YOUR INSTRUCTIONS: Copy out every line of the data exactly.

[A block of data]
·····

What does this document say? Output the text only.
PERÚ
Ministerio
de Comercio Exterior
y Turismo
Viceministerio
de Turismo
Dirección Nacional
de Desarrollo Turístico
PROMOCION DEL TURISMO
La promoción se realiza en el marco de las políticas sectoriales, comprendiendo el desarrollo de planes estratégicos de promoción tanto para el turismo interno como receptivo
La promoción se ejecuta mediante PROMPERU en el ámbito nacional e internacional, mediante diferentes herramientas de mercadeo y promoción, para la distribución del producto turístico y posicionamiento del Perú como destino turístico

·····

FULL SOLUTION:
What does this document say? Output the text only.
PERÚ
Ministerio
de Comercio Exterior
y Turismo
Viceministerio
de Turismo
Dirección Nacional
de Desarrollo Turístico
PROMOCION DEL TURISMO
La promoción se realiza en el marco de las políticas sectoriales, comprendiendo el desarrollo de planes estratégicos de promoción tanto para el turismo interno como receptivo
La promoción se ejecuta mediante PROMPERU en el ámbito nacional e internacional, mediante diferentes herramientas de mercadeo y promoción, para la distribución del producto turístico y posicionamiento del Perú como destino turístico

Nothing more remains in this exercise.